Set exercise → In the data below, locate each line with the word "Ultramarino" and list it.
+++
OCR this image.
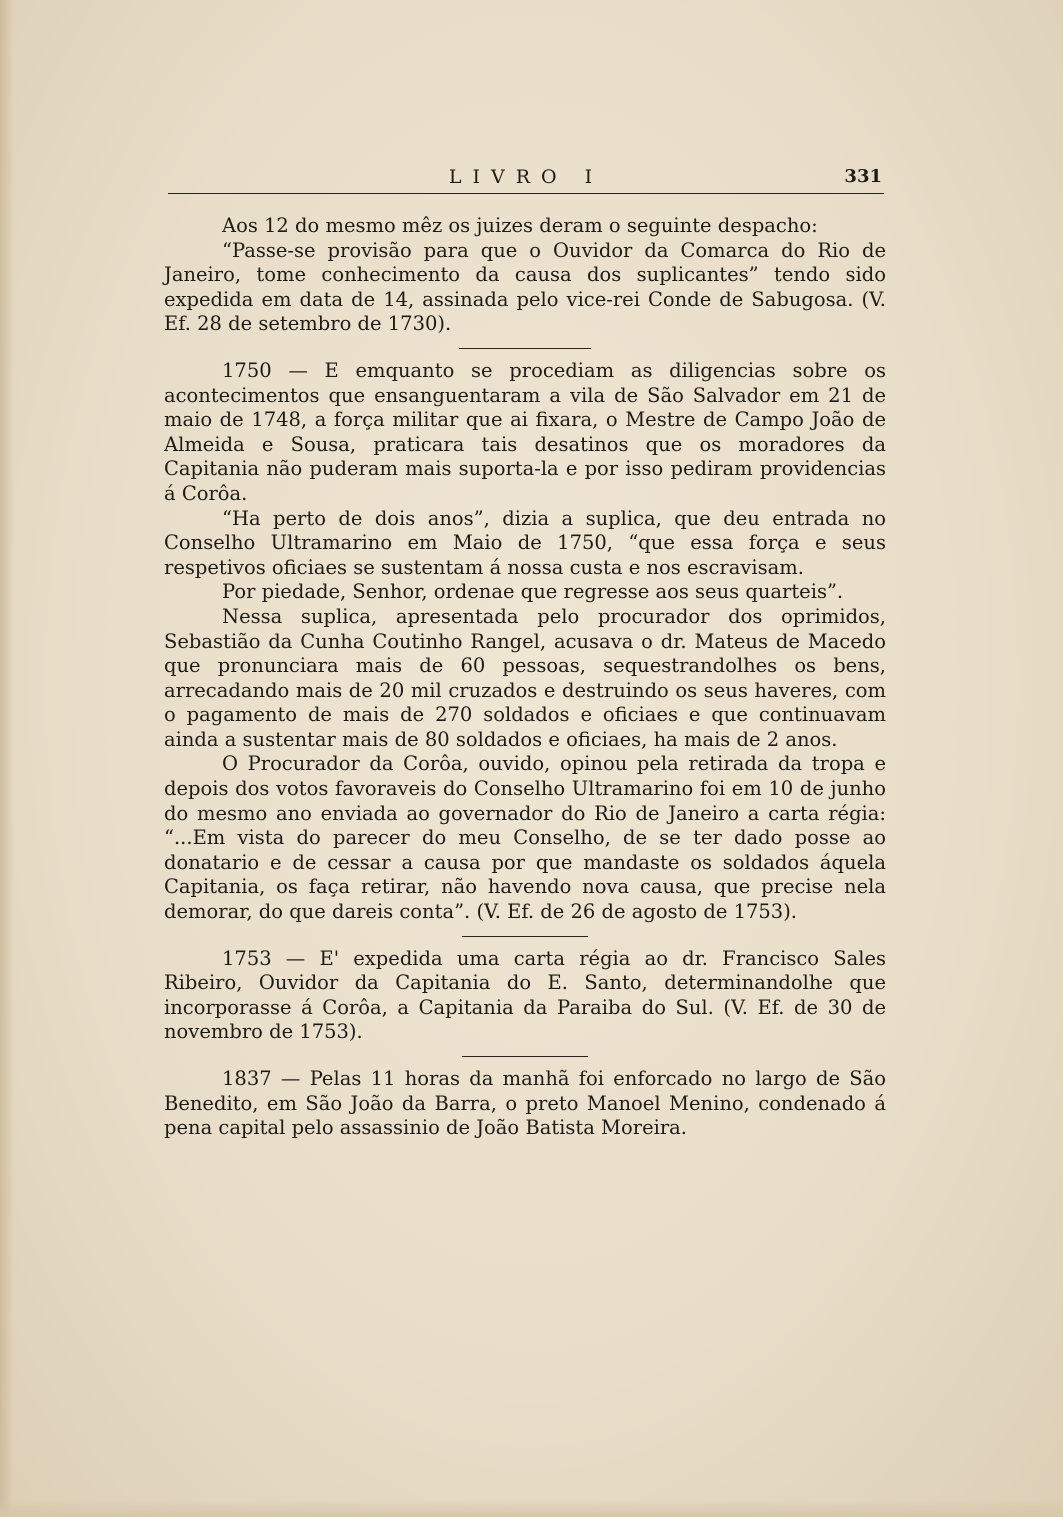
LIVRO I	331

Aos 12 do mesmo mêz os juizes deram o seguinte despacho:

“Passe-se provisão para que o Ouvidor da Comarca do Rio de Janeiro, tome conhecimento da causa dos suplicantes” tendo sido expedida em data de 14, assinada pelo vice-rei Conde de Sabugosa. (V. Ef. 28 de setembro de 1730).

1750 — E emquanto se procediam as diligencias sobre os acontecimentos que ensanguentaram a vila de São Salvador em 21 de maio de 1748, a força militar que ai fixara, o Mestre de Campo João de Almeida e Sousa, praticara tais desatinos que os moradores da Capitania não puderam mais suporta-la e por isso pediram providencias á Corôa.

“Ha perto de dois anos”, dizia a suplica, que deu entrada no Conselho Ultramarino em Maio de 1750, “que essa força e seus respetivos oficiaes se sustentam á nossa custa e nos escravisam.

Por piedade, Senhor, ordenae que regresse aos seus quarteis”.

Nessa suplica, apresentada pelo procurador dos oprimidos, Sebastião da Cunha Coutinho Rangel, acusava o dr. Mateus de Macedo que pronunciara mais de 60 pessoas, sequestrandolhes os bens, arrecadando mais de 20 mil cruzados e destruindo os seus haveres, com o pagamento de mais de 270 soldados e oficiaes e que continuavam ainda a sustentar mais de 80 soldados e oficiaes, ha mais de 2 anos.

O Procurador da Corôa, ouvido, opinou pela retirada da tropa e depois dos votos favoraveis do Conselho Ultramarino foi em 10 de junho do mesmo ano enviada ao governador do Rio de Janeiro a carta régia: “...Em vista do parecer do meu Conselho, de se ter dado posse ao donatario e de cessar a causa por que mandaste os soldados áquela Capitania, os faça retirar, não havendo nova causa, que precise nela demorar, do que dareis conta”. (V. Ef. de 26 de agosto de 1753).

1753 — E' expedida uma carta régia ao dr. Francisco Sales Ribeiro, Ouvidor da Capitania do E. Santo, determinandolhe que incorporasse á Corôa, a Capitania da Paraiba do Sul. (V. Ef. de 30 de novembro de 1753).

1837 — Pelas 11 horas da manhã foi enforcado no largo de São Benedito, em São João da Barra, o preto Manoel Menino, condenado á pena capital pelo assassinio de João Batista Moreira.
+++
Solution →
“Ha perto de dois anos”, dizia a suplica, que deu entrada no Conselho Ultramarino em Maio de 1750, “que essa força e seus respetivos oficiaes se sustentam á nossa custa e nos escravisam.
O Procurador da Corôa, ouvido, opinou pela retirada da tropa e depois dos votos favoraveis do Conselho Ultramarino foi em 10 de junho do mesmo ano enviada ao governador do Rio de Janeiro a carta régia: “...Em vista do parecer do meu Conselho, de se ter dado posse ao donatario e de cessar a causa por que mandaste os soldados áquela Capitania, os faça retirar, não havendo nova causa, que precise nela demorar, do que dareis conta”. (V. Ef. de 26 de agosto de 1753).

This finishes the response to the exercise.